>>>>>
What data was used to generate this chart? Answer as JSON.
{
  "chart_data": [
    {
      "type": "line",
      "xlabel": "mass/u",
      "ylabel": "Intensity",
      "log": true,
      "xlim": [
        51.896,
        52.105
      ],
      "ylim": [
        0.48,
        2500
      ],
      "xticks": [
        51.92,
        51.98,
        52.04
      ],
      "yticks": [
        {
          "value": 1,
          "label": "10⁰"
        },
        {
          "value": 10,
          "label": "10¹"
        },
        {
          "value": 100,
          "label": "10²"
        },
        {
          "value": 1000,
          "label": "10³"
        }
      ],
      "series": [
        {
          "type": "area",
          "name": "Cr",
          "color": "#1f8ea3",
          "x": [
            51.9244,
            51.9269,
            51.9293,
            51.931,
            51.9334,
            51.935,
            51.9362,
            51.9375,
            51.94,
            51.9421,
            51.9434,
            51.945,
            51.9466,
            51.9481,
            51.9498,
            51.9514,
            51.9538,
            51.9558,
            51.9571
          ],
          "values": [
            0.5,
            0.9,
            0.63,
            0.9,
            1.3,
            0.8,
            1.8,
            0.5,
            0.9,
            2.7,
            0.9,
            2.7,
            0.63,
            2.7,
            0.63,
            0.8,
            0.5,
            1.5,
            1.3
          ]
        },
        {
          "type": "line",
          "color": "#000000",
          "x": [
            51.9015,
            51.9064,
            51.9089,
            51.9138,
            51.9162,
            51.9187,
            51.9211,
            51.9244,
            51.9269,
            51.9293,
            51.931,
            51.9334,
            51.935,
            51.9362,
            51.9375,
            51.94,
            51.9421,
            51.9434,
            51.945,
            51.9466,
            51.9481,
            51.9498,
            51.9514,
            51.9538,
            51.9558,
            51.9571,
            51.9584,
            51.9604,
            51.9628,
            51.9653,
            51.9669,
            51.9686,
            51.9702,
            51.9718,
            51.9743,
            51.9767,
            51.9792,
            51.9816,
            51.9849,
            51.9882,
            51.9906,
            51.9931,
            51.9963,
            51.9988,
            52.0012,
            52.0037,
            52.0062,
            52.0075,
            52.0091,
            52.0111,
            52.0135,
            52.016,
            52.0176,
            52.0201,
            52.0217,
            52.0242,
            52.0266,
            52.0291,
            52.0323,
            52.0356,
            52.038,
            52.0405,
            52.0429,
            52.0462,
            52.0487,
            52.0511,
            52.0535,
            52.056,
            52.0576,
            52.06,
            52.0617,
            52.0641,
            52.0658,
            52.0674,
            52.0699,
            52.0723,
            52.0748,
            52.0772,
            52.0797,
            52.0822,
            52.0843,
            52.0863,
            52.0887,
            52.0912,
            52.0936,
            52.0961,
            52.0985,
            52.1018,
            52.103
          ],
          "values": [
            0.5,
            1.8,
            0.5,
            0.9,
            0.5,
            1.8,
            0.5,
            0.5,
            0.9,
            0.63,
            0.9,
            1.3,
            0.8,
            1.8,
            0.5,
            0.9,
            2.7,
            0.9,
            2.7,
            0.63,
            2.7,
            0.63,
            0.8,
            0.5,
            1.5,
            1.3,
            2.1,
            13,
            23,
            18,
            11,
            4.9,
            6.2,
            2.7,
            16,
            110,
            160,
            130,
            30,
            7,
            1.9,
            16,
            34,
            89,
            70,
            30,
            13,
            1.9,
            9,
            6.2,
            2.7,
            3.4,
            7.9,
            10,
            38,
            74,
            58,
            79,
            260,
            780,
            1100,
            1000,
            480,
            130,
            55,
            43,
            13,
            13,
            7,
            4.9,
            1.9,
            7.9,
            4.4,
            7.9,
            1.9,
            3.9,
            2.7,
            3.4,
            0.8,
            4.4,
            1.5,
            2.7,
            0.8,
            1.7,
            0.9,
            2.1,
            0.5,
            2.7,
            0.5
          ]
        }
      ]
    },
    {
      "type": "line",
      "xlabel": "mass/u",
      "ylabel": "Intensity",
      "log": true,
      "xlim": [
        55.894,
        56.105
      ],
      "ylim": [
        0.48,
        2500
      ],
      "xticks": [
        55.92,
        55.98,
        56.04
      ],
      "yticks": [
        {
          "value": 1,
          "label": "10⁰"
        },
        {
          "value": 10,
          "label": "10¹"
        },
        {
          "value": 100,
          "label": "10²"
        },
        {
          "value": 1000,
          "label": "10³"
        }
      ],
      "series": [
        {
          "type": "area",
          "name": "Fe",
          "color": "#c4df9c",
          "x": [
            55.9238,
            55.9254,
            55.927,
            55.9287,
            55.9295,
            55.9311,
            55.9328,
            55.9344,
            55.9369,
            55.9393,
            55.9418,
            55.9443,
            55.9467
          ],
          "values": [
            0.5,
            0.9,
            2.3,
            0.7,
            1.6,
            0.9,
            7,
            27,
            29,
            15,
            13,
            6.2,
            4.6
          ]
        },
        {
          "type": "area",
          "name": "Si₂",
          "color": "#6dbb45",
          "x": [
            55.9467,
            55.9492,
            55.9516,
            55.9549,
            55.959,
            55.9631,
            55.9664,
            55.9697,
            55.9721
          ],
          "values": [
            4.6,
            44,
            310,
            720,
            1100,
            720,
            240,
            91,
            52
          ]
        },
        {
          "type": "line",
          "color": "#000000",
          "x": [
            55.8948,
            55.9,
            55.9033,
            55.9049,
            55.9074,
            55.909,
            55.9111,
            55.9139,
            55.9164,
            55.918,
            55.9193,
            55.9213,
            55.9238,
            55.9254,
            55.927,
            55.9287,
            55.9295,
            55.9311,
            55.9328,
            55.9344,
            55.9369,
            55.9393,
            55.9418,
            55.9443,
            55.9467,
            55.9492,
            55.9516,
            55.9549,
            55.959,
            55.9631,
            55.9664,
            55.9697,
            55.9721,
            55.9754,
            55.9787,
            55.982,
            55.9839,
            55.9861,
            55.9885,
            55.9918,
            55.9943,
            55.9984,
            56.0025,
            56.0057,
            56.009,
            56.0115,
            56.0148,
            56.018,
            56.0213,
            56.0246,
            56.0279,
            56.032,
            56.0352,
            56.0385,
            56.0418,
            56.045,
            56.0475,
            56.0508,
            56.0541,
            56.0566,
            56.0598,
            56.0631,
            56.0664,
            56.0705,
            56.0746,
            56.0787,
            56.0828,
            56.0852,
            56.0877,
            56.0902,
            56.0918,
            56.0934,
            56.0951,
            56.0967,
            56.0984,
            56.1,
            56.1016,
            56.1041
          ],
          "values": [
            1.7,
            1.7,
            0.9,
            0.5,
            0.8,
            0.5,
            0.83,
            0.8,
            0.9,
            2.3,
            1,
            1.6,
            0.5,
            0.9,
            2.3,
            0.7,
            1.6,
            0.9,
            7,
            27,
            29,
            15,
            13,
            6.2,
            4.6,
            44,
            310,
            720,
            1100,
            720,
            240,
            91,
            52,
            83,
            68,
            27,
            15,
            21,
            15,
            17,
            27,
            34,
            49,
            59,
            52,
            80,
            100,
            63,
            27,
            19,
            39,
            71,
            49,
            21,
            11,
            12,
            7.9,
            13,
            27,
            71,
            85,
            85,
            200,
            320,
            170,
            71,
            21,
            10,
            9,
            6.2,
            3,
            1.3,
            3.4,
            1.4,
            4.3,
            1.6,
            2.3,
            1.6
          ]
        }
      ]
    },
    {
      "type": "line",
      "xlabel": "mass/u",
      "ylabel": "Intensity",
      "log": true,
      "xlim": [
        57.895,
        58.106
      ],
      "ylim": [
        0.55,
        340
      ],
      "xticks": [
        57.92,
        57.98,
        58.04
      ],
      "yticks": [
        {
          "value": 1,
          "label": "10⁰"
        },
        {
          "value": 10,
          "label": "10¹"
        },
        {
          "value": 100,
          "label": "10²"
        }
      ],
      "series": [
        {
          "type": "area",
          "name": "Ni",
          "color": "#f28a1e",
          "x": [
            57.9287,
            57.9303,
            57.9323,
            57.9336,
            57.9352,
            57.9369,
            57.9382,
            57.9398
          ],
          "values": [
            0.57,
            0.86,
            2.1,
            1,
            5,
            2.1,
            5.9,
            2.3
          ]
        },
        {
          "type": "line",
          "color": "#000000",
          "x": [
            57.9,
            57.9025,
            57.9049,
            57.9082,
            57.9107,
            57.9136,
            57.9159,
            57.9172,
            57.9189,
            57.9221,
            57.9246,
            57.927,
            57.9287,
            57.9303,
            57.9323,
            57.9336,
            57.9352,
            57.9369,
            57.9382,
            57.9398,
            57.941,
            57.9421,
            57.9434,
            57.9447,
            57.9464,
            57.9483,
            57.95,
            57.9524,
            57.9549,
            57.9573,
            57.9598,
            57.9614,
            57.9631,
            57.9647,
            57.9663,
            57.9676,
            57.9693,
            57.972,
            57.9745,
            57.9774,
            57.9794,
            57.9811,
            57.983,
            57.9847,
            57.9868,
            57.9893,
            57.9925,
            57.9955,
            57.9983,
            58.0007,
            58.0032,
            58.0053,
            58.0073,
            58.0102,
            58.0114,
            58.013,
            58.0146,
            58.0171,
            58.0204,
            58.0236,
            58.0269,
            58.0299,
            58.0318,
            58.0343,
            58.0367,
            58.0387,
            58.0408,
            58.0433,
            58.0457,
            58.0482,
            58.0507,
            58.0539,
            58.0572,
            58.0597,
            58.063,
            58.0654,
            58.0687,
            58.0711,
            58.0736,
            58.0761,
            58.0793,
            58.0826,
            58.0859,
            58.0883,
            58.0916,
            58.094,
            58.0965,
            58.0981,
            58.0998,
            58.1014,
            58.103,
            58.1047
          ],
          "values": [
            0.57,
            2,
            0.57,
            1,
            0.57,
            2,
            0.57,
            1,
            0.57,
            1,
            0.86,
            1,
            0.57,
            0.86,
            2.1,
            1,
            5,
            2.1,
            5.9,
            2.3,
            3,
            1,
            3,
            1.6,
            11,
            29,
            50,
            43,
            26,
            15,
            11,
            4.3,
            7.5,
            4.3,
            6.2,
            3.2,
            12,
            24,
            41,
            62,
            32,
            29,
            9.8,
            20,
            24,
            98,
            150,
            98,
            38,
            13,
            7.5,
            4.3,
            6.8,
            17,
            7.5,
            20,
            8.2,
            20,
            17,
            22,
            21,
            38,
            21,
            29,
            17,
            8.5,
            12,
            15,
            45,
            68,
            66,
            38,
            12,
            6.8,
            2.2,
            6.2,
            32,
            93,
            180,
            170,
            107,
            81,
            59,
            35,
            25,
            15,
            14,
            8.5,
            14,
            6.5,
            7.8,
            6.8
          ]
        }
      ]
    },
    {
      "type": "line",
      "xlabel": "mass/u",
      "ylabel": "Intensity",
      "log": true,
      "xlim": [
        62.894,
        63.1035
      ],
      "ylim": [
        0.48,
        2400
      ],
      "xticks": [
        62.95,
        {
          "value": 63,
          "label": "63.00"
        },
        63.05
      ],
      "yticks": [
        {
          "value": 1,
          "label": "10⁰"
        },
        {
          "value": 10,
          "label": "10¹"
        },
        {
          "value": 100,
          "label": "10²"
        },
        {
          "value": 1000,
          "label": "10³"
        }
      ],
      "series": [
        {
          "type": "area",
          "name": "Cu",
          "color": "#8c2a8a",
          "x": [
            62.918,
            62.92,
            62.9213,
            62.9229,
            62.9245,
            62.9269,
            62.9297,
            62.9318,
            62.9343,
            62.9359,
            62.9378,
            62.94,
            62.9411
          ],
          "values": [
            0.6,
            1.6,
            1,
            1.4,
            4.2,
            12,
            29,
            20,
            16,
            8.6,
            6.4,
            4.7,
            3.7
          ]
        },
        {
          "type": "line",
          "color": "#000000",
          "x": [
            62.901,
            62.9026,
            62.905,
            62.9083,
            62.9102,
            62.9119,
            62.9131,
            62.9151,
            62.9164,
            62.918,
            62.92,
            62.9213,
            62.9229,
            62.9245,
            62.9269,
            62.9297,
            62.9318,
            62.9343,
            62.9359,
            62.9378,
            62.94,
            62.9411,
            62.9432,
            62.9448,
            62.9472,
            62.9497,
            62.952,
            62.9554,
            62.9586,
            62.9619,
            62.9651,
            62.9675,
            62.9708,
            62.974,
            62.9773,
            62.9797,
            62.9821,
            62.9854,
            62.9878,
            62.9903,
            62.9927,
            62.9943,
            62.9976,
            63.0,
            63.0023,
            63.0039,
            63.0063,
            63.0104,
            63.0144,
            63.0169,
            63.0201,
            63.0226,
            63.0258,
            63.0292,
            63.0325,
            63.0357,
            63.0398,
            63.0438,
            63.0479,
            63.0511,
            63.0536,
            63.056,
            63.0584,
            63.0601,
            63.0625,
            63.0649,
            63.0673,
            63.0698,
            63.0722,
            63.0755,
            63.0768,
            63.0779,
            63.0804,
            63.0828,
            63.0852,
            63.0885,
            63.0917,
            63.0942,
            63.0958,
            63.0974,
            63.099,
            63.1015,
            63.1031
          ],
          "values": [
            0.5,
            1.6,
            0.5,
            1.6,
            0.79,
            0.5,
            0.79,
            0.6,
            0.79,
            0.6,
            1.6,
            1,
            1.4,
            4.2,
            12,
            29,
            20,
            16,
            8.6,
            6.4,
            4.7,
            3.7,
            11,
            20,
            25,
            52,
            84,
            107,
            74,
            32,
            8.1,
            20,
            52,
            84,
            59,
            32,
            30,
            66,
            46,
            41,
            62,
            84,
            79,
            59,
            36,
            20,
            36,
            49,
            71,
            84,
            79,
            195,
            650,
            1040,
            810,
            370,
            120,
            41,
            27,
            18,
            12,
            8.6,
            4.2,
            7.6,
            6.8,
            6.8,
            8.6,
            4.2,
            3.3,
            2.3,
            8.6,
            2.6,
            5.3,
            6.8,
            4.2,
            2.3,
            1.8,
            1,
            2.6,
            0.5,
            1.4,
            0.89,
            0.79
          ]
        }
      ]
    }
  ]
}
<<<<<
INSTRUCTIONS FOR THE TASK -
Where a line contains "name", copy that line.

RIGHT ANSWER -
          "name": "Cr",
          "name": "Fe",
          "name": "Si₂",
          "name": "Ni",
          "name": "Cu",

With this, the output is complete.